### GIVEN EXERCISE
From the listing below, pull out every line where the string "annotation" appears.

### DATA SHOWN
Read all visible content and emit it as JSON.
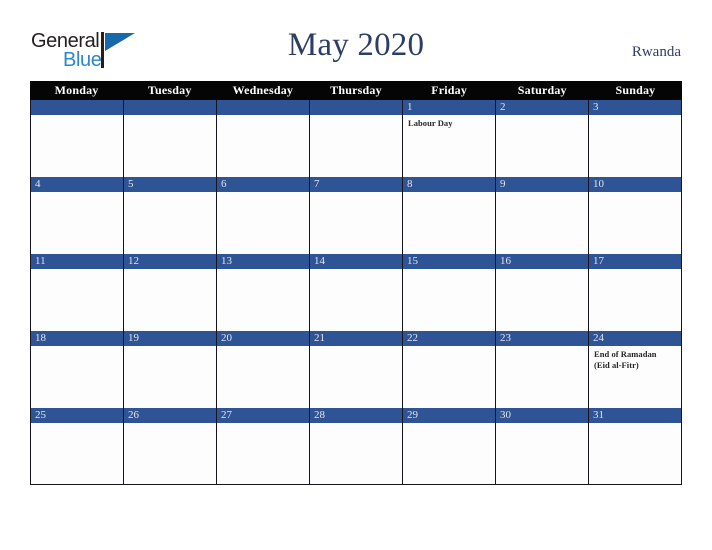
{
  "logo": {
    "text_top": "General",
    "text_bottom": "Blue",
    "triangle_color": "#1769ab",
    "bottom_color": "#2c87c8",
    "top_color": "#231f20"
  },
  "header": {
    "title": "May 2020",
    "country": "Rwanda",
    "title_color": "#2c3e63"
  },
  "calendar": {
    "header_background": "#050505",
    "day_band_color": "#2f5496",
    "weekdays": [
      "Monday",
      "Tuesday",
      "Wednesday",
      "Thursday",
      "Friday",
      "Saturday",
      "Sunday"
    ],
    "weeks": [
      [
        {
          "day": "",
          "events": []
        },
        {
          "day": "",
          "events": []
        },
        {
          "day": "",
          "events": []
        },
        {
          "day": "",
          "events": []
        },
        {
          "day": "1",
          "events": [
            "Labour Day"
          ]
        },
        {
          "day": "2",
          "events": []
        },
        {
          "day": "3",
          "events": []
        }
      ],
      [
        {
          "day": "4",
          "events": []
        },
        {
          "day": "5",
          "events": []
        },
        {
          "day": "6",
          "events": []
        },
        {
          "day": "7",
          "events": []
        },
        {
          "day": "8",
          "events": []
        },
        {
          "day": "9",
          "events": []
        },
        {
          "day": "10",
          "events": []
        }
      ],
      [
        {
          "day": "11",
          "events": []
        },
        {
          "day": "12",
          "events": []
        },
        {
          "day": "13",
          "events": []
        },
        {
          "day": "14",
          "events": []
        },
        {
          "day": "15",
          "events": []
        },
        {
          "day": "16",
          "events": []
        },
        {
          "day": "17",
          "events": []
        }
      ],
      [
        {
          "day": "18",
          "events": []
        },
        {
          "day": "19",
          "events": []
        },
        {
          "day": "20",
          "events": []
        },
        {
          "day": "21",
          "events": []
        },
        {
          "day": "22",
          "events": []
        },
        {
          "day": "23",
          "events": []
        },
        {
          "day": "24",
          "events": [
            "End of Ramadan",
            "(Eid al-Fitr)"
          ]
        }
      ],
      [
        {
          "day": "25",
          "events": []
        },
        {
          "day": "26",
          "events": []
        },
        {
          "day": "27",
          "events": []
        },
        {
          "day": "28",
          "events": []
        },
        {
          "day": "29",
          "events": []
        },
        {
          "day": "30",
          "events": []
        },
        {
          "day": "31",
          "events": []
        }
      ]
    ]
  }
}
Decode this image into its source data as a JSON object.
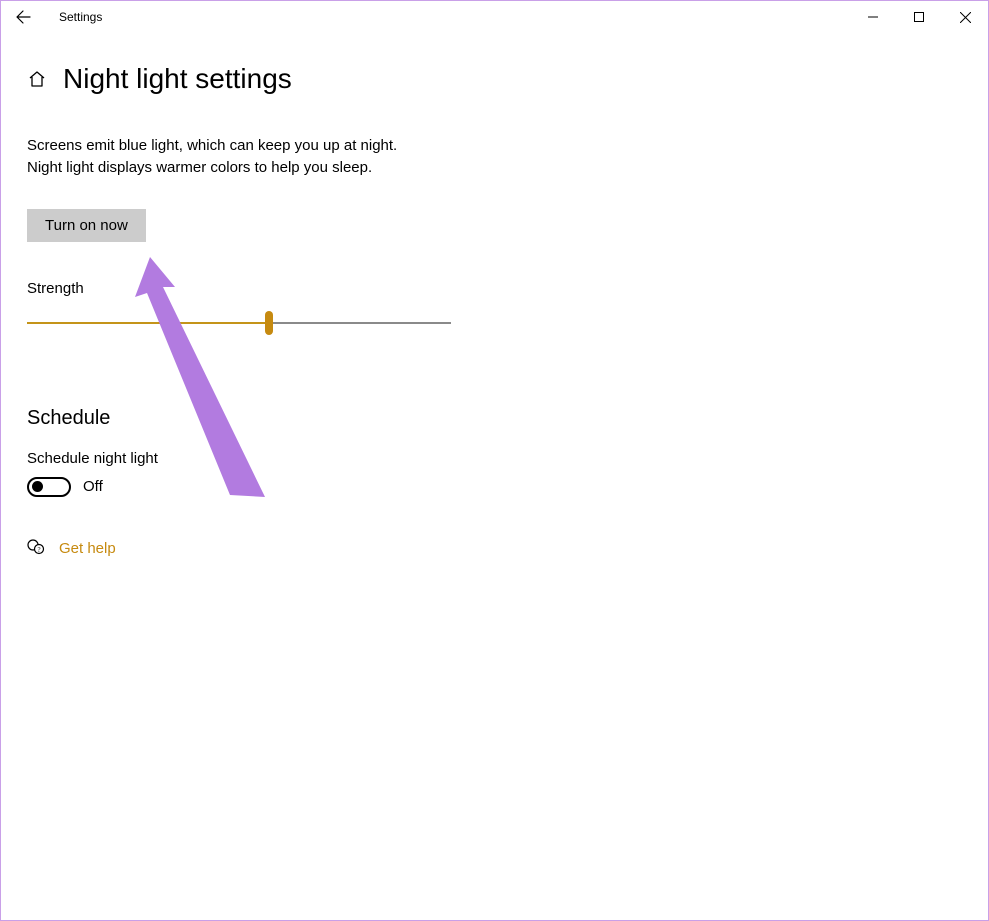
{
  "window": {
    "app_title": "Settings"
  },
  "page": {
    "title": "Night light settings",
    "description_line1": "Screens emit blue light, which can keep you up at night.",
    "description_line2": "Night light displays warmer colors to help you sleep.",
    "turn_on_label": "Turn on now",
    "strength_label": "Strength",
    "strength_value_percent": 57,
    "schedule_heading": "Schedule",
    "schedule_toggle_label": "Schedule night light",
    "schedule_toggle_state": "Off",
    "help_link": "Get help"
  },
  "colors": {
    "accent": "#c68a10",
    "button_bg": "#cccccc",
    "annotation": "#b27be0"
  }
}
---
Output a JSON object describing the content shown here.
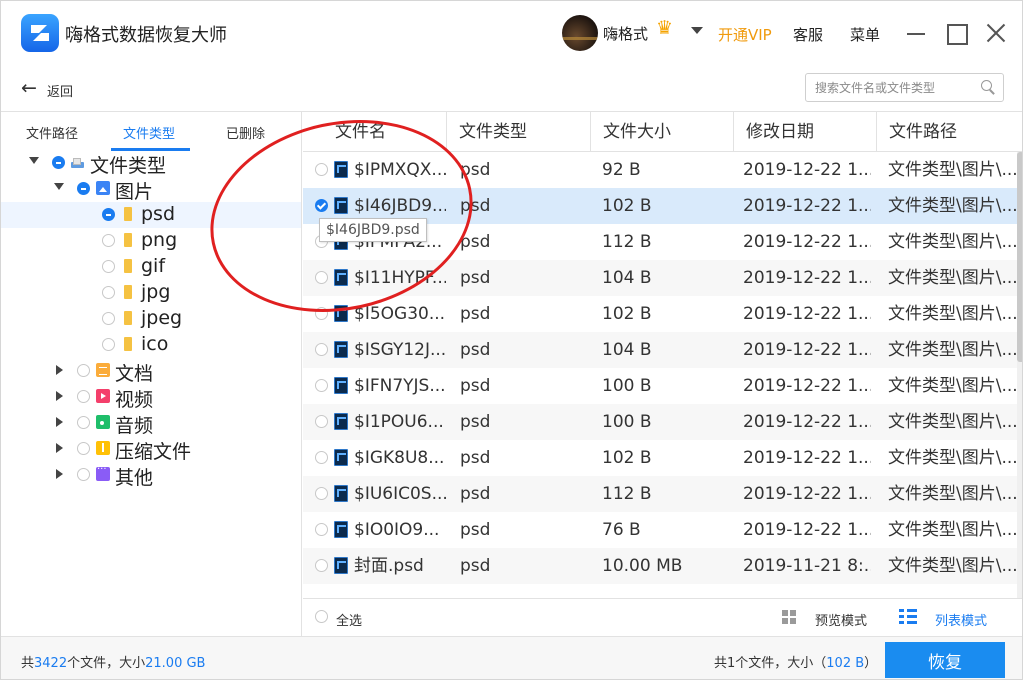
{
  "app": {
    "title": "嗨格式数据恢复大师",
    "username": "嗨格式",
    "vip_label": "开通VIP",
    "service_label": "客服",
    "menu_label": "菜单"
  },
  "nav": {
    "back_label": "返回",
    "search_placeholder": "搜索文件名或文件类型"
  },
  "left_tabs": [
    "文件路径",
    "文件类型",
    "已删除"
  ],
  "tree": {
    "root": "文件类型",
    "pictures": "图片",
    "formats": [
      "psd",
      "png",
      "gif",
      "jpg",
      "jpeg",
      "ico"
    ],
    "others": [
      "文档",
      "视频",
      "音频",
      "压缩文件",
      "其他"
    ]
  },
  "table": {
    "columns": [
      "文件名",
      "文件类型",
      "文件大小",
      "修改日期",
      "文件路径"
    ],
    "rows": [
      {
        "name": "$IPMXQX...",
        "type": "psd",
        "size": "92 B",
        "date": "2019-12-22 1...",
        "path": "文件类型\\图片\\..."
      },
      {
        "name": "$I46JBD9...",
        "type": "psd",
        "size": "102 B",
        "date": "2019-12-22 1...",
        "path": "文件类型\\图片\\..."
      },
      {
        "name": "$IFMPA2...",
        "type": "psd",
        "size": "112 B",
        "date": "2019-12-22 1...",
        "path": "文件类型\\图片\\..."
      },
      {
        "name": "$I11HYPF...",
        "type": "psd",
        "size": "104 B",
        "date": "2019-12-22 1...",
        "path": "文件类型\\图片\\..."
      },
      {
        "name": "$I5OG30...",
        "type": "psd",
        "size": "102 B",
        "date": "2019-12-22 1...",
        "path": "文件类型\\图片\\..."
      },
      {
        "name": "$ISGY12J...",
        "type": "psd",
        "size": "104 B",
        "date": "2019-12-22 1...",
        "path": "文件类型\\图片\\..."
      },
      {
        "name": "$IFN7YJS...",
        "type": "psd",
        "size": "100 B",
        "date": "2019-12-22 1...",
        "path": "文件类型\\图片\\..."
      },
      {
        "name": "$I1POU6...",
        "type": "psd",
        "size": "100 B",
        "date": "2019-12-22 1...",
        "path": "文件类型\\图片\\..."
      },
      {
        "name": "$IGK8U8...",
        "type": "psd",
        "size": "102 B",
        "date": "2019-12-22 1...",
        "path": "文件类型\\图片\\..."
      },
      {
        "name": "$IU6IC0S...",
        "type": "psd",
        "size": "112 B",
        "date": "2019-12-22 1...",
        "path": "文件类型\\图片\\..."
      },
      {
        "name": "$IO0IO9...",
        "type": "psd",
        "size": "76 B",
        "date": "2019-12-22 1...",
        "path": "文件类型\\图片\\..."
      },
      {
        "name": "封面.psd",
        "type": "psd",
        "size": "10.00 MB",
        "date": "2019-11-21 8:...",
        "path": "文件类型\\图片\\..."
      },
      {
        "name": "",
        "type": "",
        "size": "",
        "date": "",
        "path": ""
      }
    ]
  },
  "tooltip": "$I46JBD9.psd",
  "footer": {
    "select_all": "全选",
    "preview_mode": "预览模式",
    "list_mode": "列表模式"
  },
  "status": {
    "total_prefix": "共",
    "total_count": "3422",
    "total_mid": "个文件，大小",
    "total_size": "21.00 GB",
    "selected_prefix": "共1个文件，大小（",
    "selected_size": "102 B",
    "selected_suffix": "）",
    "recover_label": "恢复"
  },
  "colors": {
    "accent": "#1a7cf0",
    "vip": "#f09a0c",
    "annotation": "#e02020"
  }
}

### TASK ANSWER
    "annotation": "#b27be0"
    "annotation": "#e02020"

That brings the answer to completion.